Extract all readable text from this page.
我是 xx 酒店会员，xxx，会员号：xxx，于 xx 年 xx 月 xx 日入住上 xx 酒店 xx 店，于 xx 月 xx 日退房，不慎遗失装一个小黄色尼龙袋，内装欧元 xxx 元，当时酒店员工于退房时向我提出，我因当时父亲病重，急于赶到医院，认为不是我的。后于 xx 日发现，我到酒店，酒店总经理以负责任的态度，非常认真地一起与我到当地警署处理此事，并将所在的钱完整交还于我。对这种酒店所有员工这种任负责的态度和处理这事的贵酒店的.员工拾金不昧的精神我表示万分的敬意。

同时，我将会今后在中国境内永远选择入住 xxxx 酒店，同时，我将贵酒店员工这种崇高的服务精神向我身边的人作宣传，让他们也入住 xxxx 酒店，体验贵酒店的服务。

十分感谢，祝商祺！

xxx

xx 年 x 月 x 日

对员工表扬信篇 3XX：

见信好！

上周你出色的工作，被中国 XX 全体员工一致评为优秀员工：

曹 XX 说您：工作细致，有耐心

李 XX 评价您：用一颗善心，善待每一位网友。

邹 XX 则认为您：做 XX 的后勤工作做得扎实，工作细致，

########################################

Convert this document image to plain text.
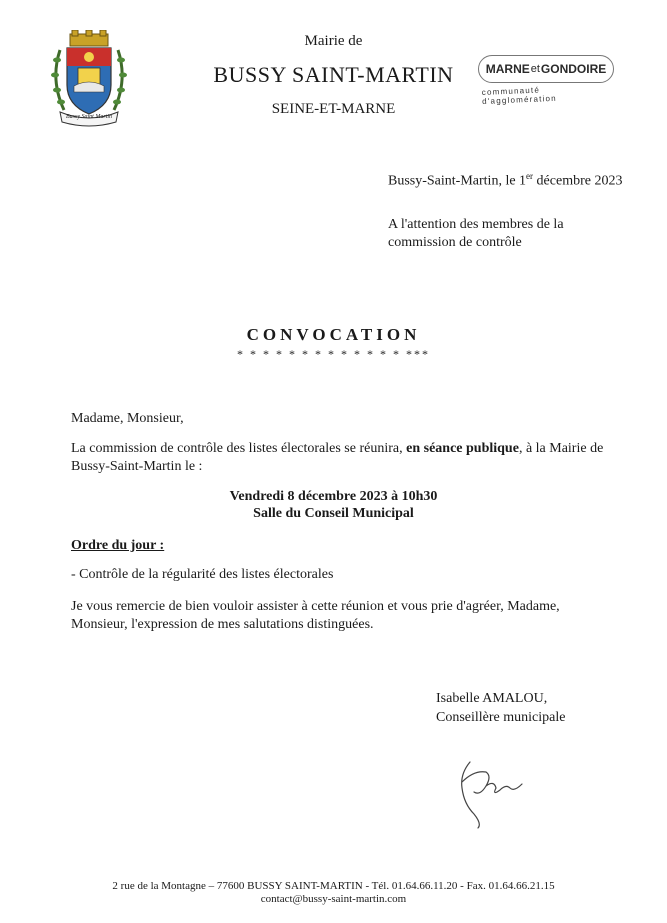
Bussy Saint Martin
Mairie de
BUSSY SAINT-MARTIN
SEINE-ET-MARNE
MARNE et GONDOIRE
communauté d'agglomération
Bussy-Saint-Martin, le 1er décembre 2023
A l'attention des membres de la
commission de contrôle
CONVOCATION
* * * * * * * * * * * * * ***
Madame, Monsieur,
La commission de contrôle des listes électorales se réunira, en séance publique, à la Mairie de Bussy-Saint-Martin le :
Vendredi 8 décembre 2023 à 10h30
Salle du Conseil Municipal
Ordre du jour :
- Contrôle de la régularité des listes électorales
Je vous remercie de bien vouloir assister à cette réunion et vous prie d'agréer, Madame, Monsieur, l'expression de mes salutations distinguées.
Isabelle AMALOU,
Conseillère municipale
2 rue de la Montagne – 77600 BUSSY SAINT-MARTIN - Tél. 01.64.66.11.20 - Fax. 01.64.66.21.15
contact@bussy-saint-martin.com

########################################

__Exercise prompt__: Gather each line holding the string "Mairie".

__Exercise solution__:
Mairie de
La commission de contrôle des listes électorales se réunira, en séance publique, à la Mairie de Bussy-Saint-Martin le :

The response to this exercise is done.